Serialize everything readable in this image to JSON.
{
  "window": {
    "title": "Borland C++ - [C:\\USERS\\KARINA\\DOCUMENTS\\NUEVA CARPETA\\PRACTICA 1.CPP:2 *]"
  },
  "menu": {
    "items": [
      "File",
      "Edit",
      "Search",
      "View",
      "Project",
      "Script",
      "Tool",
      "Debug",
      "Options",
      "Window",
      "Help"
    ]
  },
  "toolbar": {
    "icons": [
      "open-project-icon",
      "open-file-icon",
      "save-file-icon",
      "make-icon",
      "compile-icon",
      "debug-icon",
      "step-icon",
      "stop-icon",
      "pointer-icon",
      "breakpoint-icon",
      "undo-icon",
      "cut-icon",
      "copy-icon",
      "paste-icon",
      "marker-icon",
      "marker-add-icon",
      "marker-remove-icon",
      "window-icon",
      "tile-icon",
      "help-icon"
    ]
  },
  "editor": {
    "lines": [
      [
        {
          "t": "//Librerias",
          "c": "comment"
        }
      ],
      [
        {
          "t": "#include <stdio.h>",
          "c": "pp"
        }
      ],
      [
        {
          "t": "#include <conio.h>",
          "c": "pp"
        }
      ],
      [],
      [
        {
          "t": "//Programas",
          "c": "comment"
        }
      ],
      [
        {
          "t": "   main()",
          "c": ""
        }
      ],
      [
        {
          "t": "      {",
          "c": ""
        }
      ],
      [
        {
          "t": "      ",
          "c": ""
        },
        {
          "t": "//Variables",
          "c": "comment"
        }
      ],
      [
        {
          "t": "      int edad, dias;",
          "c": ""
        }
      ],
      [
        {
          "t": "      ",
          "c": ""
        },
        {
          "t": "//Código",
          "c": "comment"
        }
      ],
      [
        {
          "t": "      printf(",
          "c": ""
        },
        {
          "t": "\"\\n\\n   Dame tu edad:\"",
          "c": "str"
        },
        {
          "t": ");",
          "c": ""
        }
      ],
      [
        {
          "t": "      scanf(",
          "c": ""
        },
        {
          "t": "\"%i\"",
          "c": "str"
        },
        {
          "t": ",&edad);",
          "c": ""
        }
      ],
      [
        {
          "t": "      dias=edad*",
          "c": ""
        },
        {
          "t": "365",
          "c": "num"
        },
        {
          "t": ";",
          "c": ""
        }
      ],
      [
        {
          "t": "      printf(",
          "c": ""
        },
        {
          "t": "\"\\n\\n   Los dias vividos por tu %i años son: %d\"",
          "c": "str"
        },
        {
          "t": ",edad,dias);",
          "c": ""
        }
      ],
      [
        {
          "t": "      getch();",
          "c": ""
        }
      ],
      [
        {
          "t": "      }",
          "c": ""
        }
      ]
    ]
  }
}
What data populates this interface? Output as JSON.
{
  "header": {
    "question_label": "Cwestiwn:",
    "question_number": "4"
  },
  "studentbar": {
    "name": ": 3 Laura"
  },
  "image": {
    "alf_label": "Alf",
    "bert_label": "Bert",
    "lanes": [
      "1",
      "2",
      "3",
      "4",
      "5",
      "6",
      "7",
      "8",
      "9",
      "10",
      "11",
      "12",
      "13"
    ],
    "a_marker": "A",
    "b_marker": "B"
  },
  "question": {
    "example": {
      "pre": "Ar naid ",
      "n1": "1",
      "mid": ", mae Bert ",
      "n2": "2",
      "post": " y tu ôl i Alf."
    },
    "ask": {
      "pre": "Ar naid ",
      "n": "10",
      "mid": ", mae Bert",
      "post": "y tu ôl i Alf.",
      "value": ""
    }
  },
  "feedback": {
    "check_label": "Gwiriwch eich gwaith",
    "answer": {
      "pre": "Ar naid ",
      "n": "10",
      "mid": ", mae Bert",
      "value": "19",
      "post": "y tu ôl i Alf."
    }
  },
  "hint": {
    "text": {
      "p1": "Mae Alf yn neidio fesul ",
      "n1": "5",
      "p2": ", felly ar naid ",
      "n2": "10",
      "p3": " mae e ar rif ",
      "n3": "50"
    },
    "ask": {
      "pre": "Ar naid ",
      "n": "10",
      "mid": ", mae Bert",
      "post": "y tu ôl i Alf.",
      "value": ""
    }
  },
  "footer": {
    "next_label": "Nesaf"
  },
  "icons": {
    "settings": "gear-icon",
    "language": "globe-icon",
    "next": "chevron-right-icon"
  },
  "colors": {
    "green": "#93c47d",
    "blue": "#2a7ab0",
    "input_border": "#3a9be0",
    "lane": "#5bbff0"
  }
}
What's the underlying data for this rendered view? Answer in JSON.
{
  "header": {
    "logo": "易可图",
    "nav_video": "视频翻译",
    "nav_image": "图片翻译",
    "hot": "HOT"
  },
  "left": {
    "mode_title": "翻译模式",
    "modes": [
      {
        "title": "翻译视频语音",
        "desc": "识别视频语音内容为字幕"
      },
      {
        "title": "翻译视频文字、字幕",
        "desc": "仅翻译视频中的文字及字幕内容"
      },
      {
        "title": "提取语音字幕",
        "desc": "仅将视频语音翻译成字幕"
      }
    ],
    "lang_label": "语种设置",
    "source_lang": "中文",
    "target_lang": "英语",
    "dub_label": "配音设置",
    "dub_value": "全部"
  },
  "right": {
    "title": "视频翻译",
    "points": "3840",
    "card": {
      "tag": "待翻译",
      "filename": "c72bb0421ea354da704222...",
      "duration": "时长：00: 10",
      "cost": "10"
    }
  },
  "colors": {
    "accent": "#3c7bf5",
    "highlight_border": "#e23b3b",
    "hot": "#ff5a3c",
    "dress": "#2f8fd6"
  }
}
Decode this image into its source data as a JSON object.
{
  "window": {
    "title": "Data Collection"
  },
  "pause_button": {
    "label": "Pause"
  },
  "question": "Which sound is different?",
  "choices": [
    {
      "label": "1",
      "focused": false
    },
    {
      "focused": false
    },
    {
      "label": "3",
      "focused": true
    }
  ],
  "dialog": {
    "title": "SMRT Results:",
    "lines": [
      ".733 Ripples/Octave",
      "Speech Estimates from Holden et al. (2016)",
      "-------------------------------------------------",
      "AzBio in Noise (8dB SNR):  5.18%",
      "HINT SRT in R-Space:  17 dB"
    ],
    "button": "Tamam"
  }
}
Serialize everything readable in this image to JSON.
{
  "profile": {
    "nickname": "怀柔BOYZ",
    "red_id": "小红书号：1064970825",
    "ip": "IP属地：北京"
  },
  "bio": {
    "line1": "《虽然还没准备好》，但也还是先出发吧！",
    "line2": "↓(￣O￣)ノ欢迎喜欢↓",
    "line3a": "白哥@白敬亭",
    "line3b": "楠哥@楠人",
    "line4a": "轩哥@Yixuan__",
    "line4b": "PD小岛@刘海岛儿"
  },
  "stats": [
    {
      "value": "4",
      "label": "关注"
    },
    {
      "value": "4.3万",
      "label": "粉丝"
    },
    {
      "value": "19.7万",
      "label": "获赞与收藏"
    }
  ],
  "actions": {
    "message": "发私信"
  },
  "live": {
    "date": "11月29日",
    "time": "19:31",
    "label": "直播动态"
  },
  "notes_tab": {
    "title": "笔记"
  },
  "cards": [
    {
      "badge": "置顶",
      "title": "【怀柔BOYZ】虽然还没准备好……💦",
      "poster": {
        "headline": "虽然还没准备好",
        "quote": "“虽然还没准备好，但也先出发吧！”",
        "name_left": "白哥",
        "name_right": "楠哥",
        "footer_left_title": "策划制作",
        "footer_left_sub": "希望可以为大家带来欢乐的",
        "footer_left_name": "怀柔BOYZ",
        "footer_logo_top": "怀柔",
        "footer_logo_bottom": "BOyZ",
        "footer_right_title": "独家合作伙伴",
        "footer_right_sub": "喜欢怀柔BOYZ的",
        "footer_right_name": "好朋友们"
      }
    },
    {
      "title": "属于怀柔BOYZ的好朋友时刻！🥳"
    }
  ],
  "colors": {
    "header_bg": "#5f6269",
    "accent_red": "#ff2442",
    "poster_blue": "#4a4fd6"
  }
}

* * * *

- _Task description_:
Search the preceding listing for "虽然还没准备好" and extract every line where it is found.

- _The completed task_:
    "line1": "《虽然还没准备好》，但也还是先出发吧！",
      "title": "【怀柔BOYZ】虽然还没准备好……💦",
        "headline": "虽然还没准备好",
        "quote": "“虽然还没准备好，但也先出发吧！”",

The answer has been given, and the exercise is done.